From the entries that follow, pick out all lines holding "BRYNHEDYDD".

Dataset records on visual material
━━━━━━━━━━━━━━━━━━━━

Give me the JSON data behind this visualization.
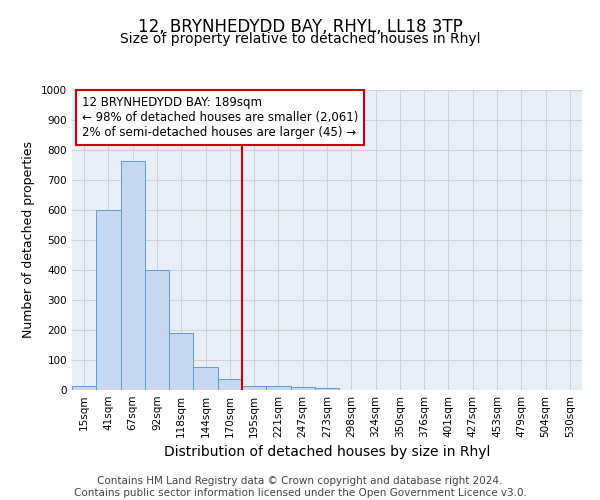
{
  "title": "12, BRYNHEDYDD BAY, RHYL, LL18 3TP",
  "subtitle": "Size of property relative to detached houses in Rhyl",
  "xlabel": "Distribution of detached houses by size in Rhyl",
  "ylabel": "Number of detached properties",
  "bar_labels": [
    "15sqm",
    "41sqm",
    "67sqm",
    "92sqm",
    "118sqm",
    "144sqm",
    "170sqm",
    "195sqm",
    "221sqm",
    "247sqm",
    "273sqm",
    "298sqm",
    "324sqm",
    "350sqm",
    "376sqm",
    "401sqm",
    "427sqm",
    "453sqm",
    "479sqm",
    "504sqm",
    "530sqm"
  ],
  "bar_values": [
    13,
    600,
    762,
    400,
    190,
    78,
    38,
    15,
    12,
    10,
    7,
    0,
    0,
    0,
    0,
    0,
    0,
    0,
    0,
    0,
    0
  ],
  "bar_color": "#c5d8f0",
  "bar_edge_color": "#5b9bd5",
  "subject_line_color": "#cc0000",
  "annotation_text": "12 BRYNHEDYDD BAY: 189sqm\n← 98% of detached houses are smaller (2,061)\n2% of semi-detached houses are larger (45) →",
  "annotation_box_color": "#cc0000",
  "ylim": [
    0,
    1000
  ],
  "yticks": [
    0,
    100,
    200,
    300,
    400,
    500,
    600,
    700,
    800,
    900,
    1000
  ],
  "grid_color": "#cccccc",
  "background_color": "#e8eef8",
  "footer_line1": "Contains HM Land Registry data © Crown copyright and database right 2024.",
  "footer_line2": "Contains public sector information licensed under the Open Government Licence v3.0.",
  "title_fontsize": 12,
  "subtitle_fontsize": 10,
  "xlabel_fontsize": 10,
  "ylabel_fontsize": 9,
  "tick_fontsize": 7.5,
  "annotation_fontsize": 8.5,
  "footer_fontsize": 7.5
}
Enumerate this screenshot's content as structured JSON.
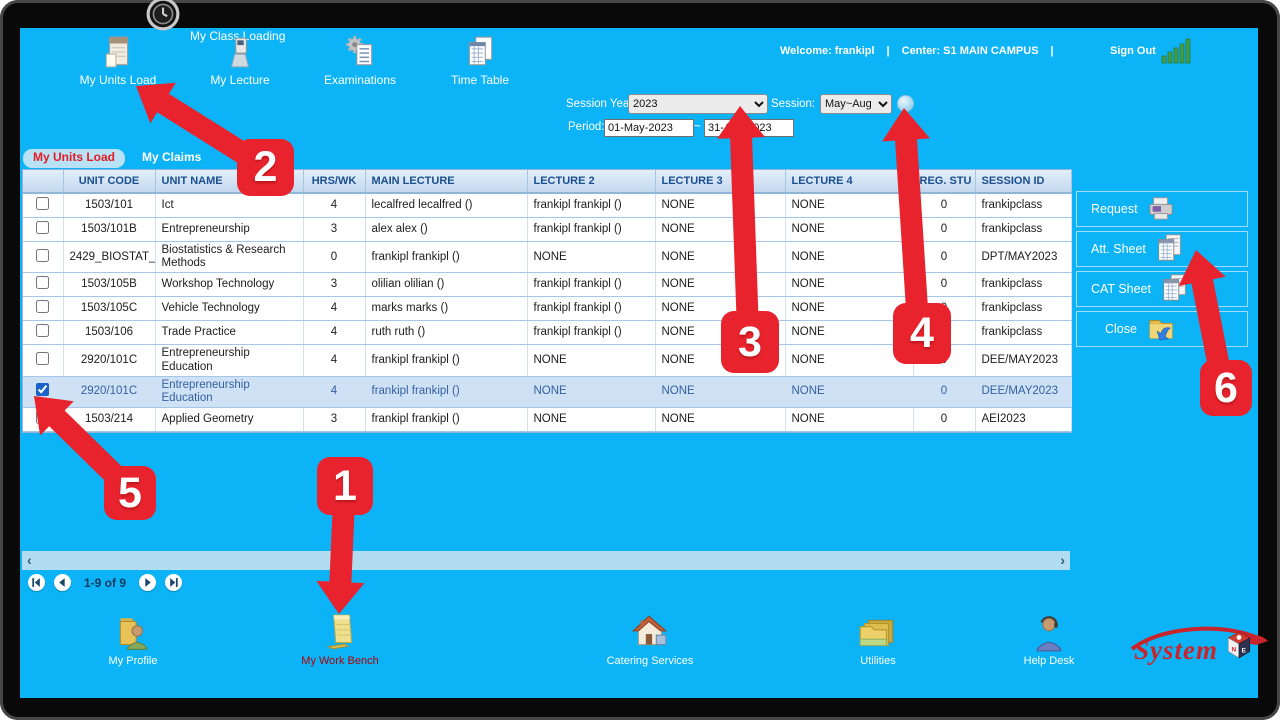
{
  "titlebar": {
    "clock_icon": "clock-icon"
  },
  "header": {
    "title": "My Class Loading",
    "nav": [
      {
        "label": "My Units Load",
        "icon": "notepad-icon"
      },
      {
        "label": "My Lecture",
        "icon": "lectern-icon"
      },
      {
        "label": "Examinations",
        "icon": "gear-list-icon"
      },
      {
        "label": "Time Table",
        "icon": "grid-pages-icon"
      }
    ],
    "welcome": "Welcome: frankipl",
    "separator": "|",
    "center": "Center: S1 MAIN CAMPUS",
    "sign_out": "Sign Out",
    "signal_icon": "signal-bars-icon"
  },
  "filters": {
    "session_year_label": "Session Year:",
    "session_year_value": "2023",
    "session_label": "Session:",
    "session_value": "May~Aug",
    "lookup_icon": "lookup-ball-icon",
    "period_label": "Period:",
    "period_from": "01-May-2023",
    "period_tilde": "~",
    "period_to": "31-Aug-2023"
  },
  "tabs": [
    {
      "label": "My Units Load",
      "active": true
    },
    {
      "label": "My Claims",
      "active": false
    }
  ],
  "table": {
    "columns": [
      "",
      "UNIT CODE",
      "UNIT NAME",
      "HRS/WK",
      "MAIN LECTURE",
      "LECTURE 2",
      "LECTURE 3",
      "LECTURE 4",
      "REG. STU",
      "SESSION ID"
    ],
    "rows": [
      {
        "checked": false,
        "selected": false,
        "cells": [
          "1503/101",
          "Ict",
          "4",
          "lecalfred lecalfred ()",
          "frankipl frankipl ()",
          "NONE",
          "NONE",
          "0",
          "frankipclass"
        ]
      },
      {
        "checked": false,
        "selected": false,
        "cells": [
          "1503/101B",
          "Entrepreneurship",
          "3",
          "alex alex ()",
          "frankipl frankipl ()",
          "NONE",
          "NONE",
          "0",
          "frankipclass"
        ]
      },
      {
        "checked": false,
        "selected": false,
        "cells": [
          "2429_BIOSTAT_",
          "Biostatistics & Research Methods",
          "0",
          "frankipl frankipl ()",
          "NONE",
          "NONE",
          "NONE",
          "0",
          "DPT/MAY2023"
        ]
      },
      {
        "checked": false,
        "selected": false,
        "cells": [
          "1503/105B",
          "Workshop Technology",
          "3",
          "olilian olilian ()",
          "frankipl frankipl ()",
          "NONE",
          "NONE",
          "0",
          "frankipclass"
        ]
      },
      {
        "checked": false,
        "selected": false,
        "cells": [
          "1503/105C",
          "Vehicle Technology",
          "4",
          "marks marks ()",
          "frankipl frankipl ()",
          "NONE",
          "NONE",
          "0",
          "frankipclass"
        ]
      },
      {
        "checked": false,
        "selected": false,
        "cells": [
          "1503/106",
          "Trade Practice",
          "4",
          "ruth ruth ()",
          "frankipl frankipl ()",
          "NONE",
          "NONE",
          "0",
          "frankipclass"
        ]
      },
      {
        "checked": false,
        "selected": false,
        "cells": [
          "2920/101C",
          "Entrepreneurship Education",
          "4",
          "frankipl frankipl ()",
          "NONE",
          "NONE",
          "NONE",
          "0",
          "DEE/MAY2023"
        ]
      },
      {
        "checked": true,
        "selected": true,
        "cells": [
          "2920/101C",
          "Entrepreneurship Education",
          "4",
          "frankipl frankipl ()",
          "NONE",
          "NONE",
          "NONE",
          "0",
          "DEE/MAY2023"
        ]
      },
      {
        "checked": false,
        "selected": false,
        "cells": [
          "1503/214",
          "Applied Geometry",
          "3",
          "frankipl frankipl ()",
          "NONE",
          "NONE",
          "NONE",
          "0",
          "AEI2023"
        ]
      }
    ]
  },
  "side_actions": [
    {
      "label": "Request",
      "icon": "printer-icon"
    },
    {
      "label": "Att. Sheet",
      "icon": "sheet-icon"
    },
    {
      "label": "CAT Sheet",
      "icon": "sheet-icon"
    },
    {
      "label": "Close",
      "icon": "folder-arrow-icon"
    }
  ],
  "scrollbar": {
    "left_arrow": "‹",
    "right_arrow": "›"
  },
  "pagination": {
    "status": "1-9 of 9"
  },
  "toolbar": [
    {
      "label": "My Profile",
      "icon": "profile-folder-icon",
      "highlight": false
    },
    {
      "label": "My Work Bench",
      "icon": "workbench-icon",
      "highlight": true
    },
    {
      "label": "Catering Services",
      "icon": "house-icon",
      "highlight": false
    },
    {
      "label": "Utilities",
      "icon": "folders-icon",
      "highlight": false
    },
    {
      "label": "Help Desk",
      "icon": "helpdesk-icon",
      "highlight": false
    }
  ],
  "logo": {
    "text": "System",
    "cube_icon": "cube-icon"
  },
  "annotations": [
    {
      "label": "1"
    },
    {
      "label": "2"
    },
    {
      "label": "3"
    },
    {
      "label": "4"
    },
    {
      "label": "5"
    },
    {
      "label": "6"
    }
  ],
  "colors": {
    "screen_bg": "#0cb4f7",
    "accent_red": "#e8232d",
    "table_header_text": "#1c4f8f",
    "selected_row_bg": "#cfe1f5",
    "selected_row_text": "#33619f",
    "active_tab_text": "#e31b23"
  }
}
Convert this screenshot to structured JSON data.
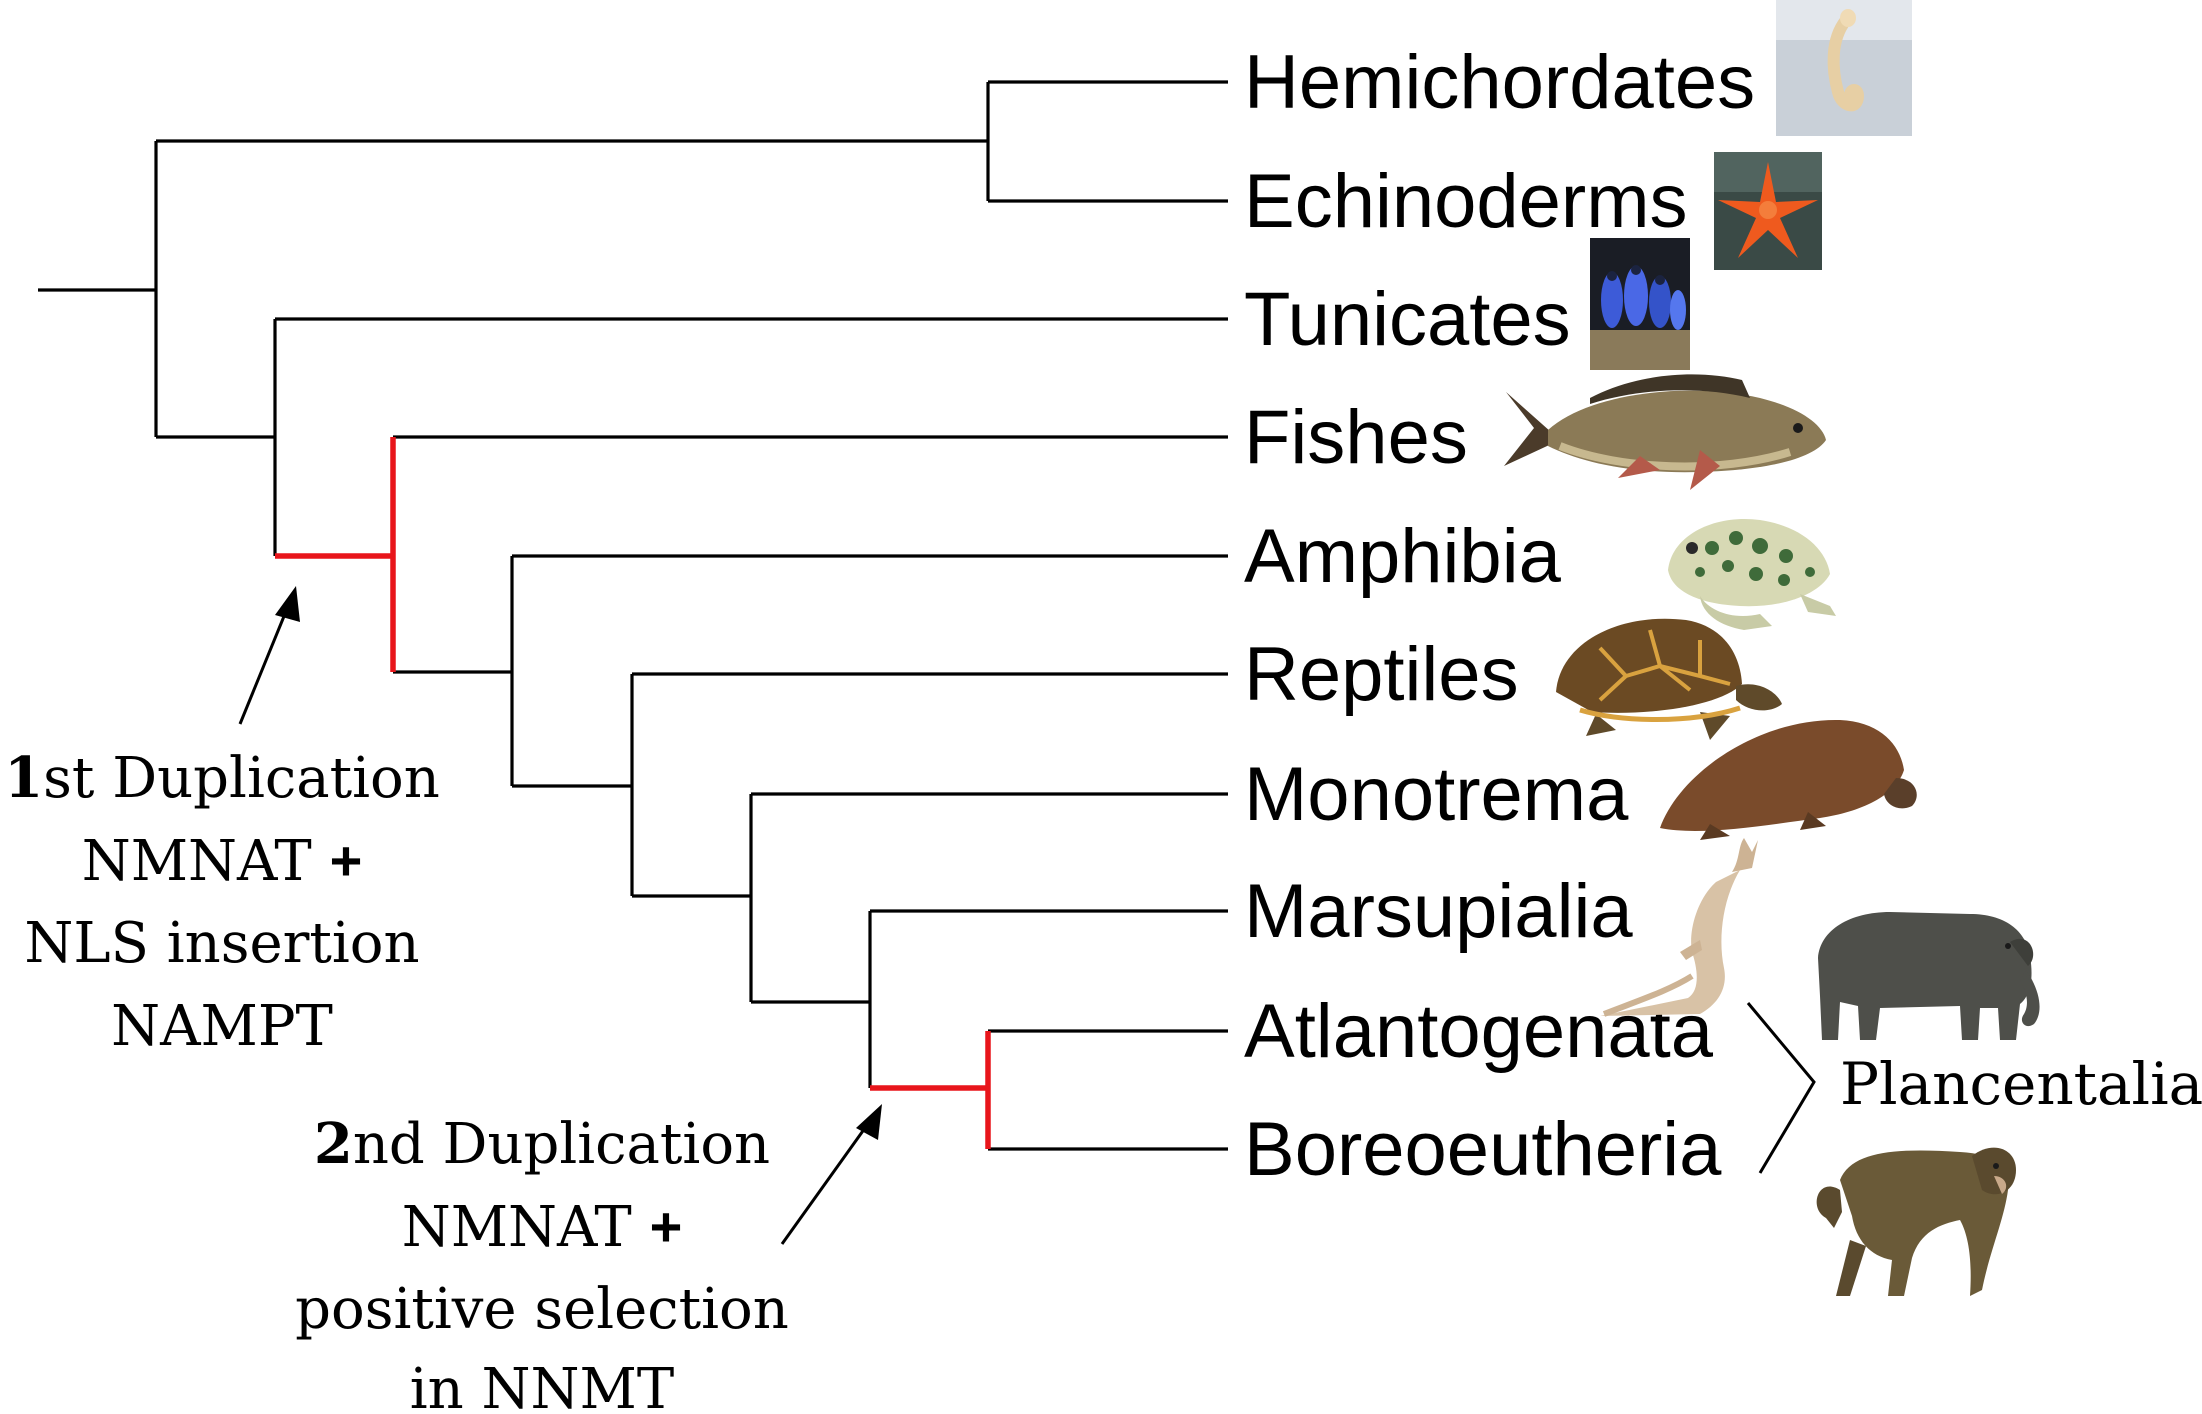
{
  "taxa": [
    "Hemichordates",
    "Echinoderms",
    "Tunicates",
    "Fishes",
    "Amphibia",
    "Reptiles",
    "Monotrema",
    "Marsupialia",
    "Atlantogenata",
    "Boreoeutheria"
  ],
  "clade_label": "Plancentalia",
  "events": {
    "first": {
      "ordinal": "1",
      "suffix": "st Duplication",
      "line2_text": "NMNAT ",
      "line2_plus": "+",
      "line3": "NLS insertion",
      "line4": "NAMPT"
    },
    "second": {
      "ordinal": "2",
      "suffix": "nd Duplication",
      "line2_text": "NMNAT ",
      "line2_plus": "+",
      "line3": "positive selection",
      "line4": "in NNMT"
    }
  },
  "colors": {
    "branch": "#000000",
    "highlight": "#e8151b"
  },
  "icons": {
    "hemichordates": "acorn-worm-photo-icon",
    "echinoderms": "starfish-photo-icon",
    "tunicates": "tunicate-photo-icon",
    "fishes": "carp-icon",
    "amphibia": "frog-icon",
    "reptiles": "box-turtle-icon",
    "monotrema": "platypus-icon",
    "marsupialia": "kangaroo-icon",
    "atlantogenata": "elephant-icon",
    "boreoeutheria": "monkey-icon"
  }
}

━━━━━━━━━━━━━━━━━━━━

**The response:**
  "title": "12, BRYNHEDYDD BAY, RHYL, LL18 3TP",
  "annotation_text": "12 BRYNHEDYDD BAY: 189sqm\n← 98% of detached houses are smaller (2,061)\n2% of semi-detached houses are larger (45) →",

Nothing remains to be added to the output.